(Stored data)

################

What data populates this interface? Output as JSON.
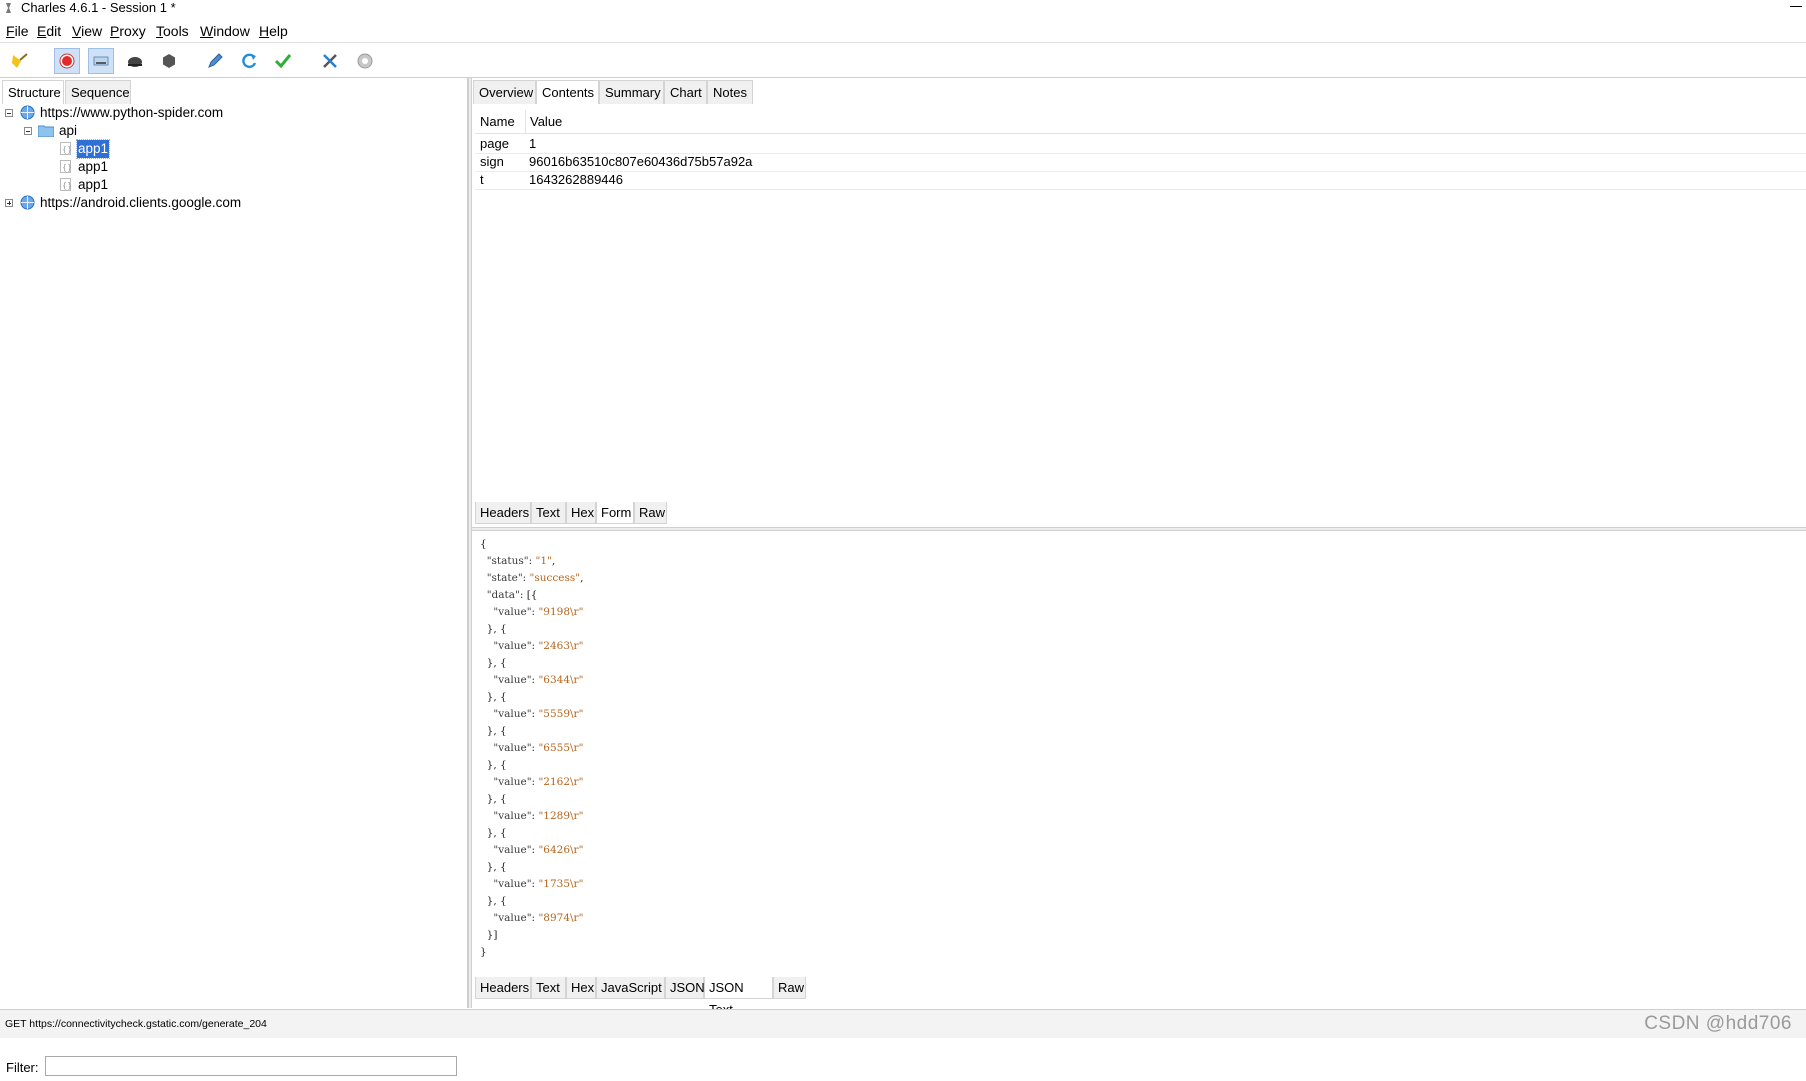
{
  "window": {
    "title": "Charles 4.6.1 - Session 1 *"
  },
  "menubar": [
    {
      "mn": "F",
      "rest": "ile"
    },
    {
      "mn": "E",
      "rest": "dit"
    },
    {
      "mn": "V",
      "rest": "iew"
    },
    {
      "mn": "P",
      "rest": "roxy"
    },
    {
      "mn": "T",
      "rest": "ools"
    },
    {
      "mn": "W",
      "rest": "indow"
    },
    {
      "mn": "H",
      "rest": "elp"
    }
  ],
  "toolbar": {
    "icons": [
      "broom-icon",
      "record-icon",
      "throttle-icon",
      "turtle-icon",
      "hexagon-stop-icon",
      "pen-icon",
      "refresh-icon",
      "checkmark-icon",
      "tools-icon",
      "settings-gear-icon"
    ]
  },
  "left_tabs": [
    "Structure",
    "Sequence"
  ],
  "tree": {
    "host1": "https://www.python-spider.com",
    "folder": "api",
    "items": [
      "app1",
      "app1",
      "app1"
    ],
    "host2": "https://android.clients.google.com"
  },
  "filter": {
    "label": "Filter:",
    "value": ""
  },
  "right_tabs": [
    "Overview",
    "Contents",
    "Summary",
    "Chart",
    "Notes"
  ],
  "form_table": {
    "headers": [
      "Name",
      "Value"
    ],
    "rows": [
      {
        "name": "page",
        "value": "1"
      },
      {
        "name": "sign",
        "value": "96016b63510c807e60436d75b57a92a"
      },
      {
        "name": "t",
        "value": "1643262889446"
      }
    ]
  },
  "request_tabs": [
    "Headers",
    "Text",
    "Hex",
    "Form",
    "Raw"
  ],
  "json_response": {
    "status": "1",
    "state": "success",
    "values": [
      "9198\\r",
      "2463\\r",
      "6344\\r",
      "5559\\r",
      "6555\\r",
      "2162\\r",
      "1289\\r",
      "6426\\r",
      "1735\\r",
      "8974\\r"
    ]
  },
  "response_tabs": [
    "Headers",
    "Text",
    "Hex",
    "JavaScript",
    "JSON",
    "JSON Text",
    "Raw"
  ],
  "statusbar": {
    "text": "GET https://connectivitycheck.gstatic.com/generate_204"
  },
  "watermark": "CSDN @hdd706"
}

################

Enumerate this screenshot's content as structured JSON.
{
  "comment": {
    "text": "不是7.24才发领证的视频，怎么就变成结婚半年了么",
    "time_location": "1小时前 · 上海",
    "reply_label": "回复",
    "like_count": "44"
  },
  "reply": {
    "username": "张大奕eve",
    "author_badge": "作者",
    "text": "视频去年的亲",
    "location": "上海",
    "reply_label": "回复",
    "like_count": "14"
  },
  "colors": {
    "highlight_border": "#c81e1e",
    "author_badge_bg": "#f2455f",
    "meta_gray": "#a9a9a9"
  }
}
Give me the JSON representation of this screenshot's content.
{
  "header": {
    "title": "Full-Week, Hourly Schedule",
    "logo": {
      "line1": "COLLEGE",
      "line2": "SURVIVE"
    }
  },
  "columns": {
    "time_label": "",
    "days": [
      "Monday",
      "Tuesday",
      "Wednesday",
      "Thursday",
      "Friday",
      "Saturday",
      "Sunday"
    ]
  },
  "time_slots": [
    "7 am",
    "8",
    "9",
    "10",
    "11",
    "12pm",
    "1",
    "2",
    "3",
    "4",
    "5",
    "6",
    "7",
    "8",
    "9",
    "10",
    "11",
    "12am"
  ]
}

################

▶ _The task_: Go over the data above and copy every line that has the word "this" in it.

▶ _Output_:
What data populates this interface? Output as JSON.
Enumerate this screenshot's content as structured JSON.
Give me the JSON representation of this screenshot's content.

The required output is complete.